The data below needs to be returned exactly, line for line.

— START Provided material —

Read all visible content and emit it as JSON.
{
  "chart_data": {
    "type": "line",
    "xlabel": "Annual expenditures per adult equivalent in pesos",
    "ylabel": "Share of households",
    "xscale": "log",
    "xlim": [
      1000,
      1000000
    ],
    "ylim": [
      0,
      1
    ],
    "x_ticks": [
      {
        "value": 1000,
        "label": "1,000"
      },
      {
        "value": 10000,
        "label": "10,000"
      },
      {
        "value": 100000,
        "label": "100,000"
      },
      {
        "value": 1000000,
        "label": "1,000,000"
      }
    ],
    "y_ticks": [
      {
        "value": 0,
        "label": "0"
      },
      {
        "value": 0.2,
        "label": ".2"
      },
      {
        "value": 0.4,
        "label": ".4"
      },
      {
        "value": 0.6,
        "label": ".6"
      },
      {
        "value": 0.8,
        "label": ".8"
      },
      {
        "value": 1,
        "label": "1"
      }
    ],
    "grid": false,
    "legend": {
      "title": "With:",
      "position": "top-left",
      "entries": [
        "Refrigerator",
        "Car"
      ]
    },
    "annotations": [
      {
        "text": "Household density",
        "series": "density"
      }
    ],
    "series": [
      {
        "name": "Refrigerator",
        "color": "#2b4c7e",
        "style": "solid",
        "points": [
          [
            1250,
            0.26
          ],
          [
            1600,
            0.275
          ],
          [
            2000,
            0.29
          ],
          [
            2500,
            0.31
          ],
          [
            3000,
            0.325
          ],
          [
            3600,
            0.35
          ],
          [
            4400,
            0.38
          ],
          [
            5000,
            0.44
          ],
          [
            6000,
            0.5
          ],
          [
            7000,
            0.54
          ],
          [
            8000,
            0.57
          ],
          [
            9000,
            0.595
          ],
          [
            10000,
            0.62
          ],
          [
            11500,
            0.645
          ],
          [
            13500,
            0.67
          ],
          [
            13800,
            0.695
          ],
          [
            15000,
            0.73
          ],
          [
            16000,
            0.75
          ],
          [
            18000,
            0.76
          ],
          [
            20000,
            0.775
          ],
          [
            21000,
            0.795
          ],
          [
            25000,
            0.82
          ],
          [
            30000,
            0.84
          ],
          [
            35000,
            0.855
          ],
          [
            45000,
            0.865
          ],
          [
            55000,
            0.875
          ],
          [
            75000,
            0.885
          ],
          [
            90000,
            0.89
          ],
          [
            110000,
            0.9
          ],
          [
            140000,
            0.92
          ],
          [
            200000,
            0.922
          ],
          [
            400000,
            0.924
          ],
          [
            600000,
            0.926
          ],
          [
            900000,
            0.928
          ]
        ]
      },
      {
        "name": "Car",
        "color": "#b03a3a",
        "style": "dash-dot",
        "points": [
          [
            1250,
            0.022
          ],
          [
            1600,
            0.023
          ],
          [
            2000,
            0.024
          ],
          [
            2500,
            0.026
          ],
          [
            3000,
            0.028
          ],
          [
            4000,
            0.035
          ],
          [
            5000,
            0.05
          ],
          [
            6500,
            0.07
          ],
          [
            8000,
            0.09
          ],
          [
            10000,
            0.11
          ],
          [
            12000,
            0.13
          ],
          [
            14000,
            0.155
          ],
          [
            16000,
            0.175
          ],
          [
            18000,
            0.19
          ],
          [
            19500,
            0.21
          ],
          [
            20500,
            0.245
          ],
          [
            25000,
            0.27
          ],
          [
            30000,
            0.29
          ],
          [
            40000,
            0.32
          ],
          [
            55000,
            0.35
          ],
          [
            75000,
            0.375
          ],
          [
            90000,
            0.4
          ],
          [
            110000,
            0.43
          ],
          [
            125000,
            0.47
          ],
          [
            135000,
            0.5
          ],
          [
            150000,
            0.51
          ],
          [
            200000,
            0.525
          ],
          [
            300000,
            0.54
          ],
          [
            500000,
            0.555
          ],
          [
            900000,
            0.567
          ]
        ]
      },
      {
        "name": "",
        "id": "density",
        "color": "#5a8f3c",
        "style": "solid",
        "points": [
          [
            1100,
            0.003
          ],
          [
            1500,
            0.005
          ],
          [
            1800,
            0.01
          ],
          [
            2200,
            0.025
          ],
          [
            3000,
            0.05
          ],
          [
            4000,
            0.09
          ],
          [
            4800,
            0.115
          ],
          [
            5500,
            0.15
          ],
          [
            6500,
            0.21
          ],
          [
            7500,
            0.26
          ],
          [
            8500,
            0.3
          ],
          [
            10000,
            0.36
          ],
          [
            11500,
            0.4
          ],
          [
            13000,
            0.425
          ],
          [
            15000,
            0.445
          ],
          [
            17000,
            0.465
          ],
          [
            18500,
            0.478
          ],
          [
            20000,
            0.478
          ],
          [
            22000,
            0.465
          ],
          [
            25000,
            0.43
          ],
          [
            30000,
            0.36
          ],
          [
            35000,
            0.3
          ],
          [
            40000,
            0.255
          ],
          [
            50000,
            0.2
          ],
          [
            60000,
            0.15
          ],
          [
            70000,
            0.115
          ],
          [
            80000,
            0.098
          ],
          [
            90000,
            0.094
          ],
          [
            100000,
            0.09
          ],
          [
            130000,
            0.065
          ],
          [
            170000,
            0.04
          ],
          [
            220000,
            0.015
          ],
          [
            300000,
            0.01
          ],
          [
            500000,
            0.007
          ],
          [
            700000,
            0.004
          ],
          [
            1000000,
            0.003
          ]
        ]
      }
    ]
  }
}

— END Provided material —

**Finished answer:**
Read all visible content and emit it as JSON.
{
  "chart_data": {
    "type": "line",
    "xlabel": "Annual expenditures per adult equivalent in pesos",
    "ylabel": "Share of households",
    "xscale": "log",
    "xlim": [
      1000,
      1000000
    ],
    "ylim": [
      0,
      1
    ],
    "x_ticks": [
      {
        "value": 1000,
        "label": "1,000"
      },
      {
        "value": 10000,
        "label": "10,000"
      },
      {
        "value": 100000,
        "label": "100,000"
      },
      {
        "value": 1000000,
        "label": "1,000,000"
      }
    ],
    "y_ticks": [
      {
        "value": 0,
        "label": "0"
      },
      {
        "value": 0.2,
        "label": ".2"
      },
      {
        "value": 0.4,
        "label": ".4"
      },
      {
        "value": 0.6,
        "label": ".6"
      },
      {
        "value": 0.8,
        "label": ".8"
      },
      {
        "value": 1,
        "label": "1"
      }
    ],
    "grid": false,
    "legend": {
      "title": "With:",
      "position": "top-left",
      "entries": [
        "Refrigerator",
        "Car"
      ]
    },
    "annotations": [
      {
        "text": "Household density",
        "series": "density"
      }
    ],
    "series": [
      {
        "name": "Refrigerator",
        "color": "#2b4c7e",
        "style": "solid",
        "points": [
          [
            1250,
            0.26
          ],
          [
            1600,
            0.275
          ],
          [
            2000,
            0.29
          ],
          [
            2500,
            0.31
          ],
          [
            3000,
            0.325
          ],
          [
            3600,
            0.35
          ],
          [
            4400,
            0.38
          ],
          [
            5000,
            0.44
          ],
          [
            6000,
            0.5
          ],
          [
            7000,
            0.54
          ],
          [
            8000,
            0.57
          ],
          [
            9000,
            0.595
          ],
          [
            10000,
            0.62
          ],
          [
            11500,
            0.645
          ],
          [
            13500,
            0.67
          ],
          [
            13800,
            0.695
          ],
          [
            15000,
            0.73
          ],
          [
            16000,
            0.75
          ],
          [
            18000,
            0.76
          ],
          [
            20000,
            0.775
          ],
          [
            21000,
            0.795
          ],
          [
            25000,
            0.82
          ],
          [
            30000,
            0.84
          ],
          [
            35000,
            0.855
          ],
          [
            45000,
            0.865
          ],
          [
            55000,
            0.875
          ],
          [
            75000,
            0.885
          ],
          [
            90000,
            0.89
          ],
          [
            110000,
            0.9
          ],
          [
            140000,
            0.92
          ],
          [
            200000,
            0.922
          ],
          [
            400000,
            0.924
          ],
          [
            600000,
            0.926
          ],
          [
            900000,
            0.928
          ]
        ]
      },
      {
        "name": "Car",
        "color": "#b03a3a",
        "style": "dash-dot",
        "points": [
          [
            1250,
            0.022
          ],
          [
            1600,
            0.023
          ],
          [
            2000,
            0.024
          ],
          [
            2500,
            0.026
          ],
          [
            3000,
            0.028
          ],
          [
            4000,
            0.035
          ],
          [
            5000,
            0.05
          ],
          [
            6500,
            0.07
          ],
          [
            8000,
            0.09
          ],
          [
            10000,
            0.11
          ],
          [
            12000,
            0.13
          ],
          [
            14000,
            0.155
          ],
          [
            16000,
            0.175
          ],
          [
            18000,
            0.19
          ],
          [
            19500,
            0.21
          ],
          [
            20500,
            0.245
          ],
          [
            25000,
            0.27
          ],
          [
            30000,
            0.29
          ],
          [
            40000,
            0.32
          ],
          [
            55000,
            0.35
          ],
          [
            75000,
            0.375
          ],
          [
            90000,
            0.4
          ],
          [
            110000,
            0.43
          ],
          [
            125000,
            0.47
          ],
          [
            135000,
            0.5
          ],
          [
            150000,
            0.51
          ],
          [
            200000,
            0.525
          ],
          [
            300000,
            0.54
          ],
          [
            500000,
            0.555
          ],
          [
            900000,
            0.567
          ]
        ]
      },
      {
        "name": "",
        "id": "density",
        "color": "#5a8f3c",
        "style": "solid",
        "points": [
          [
            1100,
            0.003
          ],
          [
            1500,
            0.005
          ],
          [
            1800,
            0.01
          ],
          [
            2200,
            0.025
          ],
          [
            3000,
            0.05
          ],
          [
            4000,
            0.09
          ],
          [
            4800,
            0.115
          ],
          [
            5500,
            0.15
          ],
          [
            6500,
            0.21
          ],
          [
            7500,
            0.26
          ],
          [
            8500,
            0.3
          ],
          [
            10000,
            0.36
          ],
          [
            11500,
            0.4
          ],
          [
            13000,
            0.425
          ],
          [
            15000,
            0.445
          ],
          [
            17000,
            0.465
          ],
          [
            18500,
            0.478
          ],
          [
            20000,
            0.478
          ],
          [
            22000,
            0.465
          ],
          [
            25000,
            0.43
          ],
          [
            30000,
            0.36
          ],
          [
            35000,
            0.3
          ],
          [
            40000,
            0.255
          ],
          [
            50000,
            0.2
          ],
          [
            60000,
            0.15
          ],
          [
            70000,
            0.115
          ],
          [
            80000,
            0.098
          ],
          [
            90000,
            0.094
          ],
          [
            100000,
            0.09
          ],
          [
            130000,
            0.065
          ],
          [
            170000,
            0.04
          ],
          [
            220000,
            0.015
          ],
          [
            300000,
            0.01
          ],
          [
            500000,
            0.007
          ],
          [
            700000,
            0.004
          ],
          [
            1000000,
            0.003
          ]
        ]
      }
    ]
  }
}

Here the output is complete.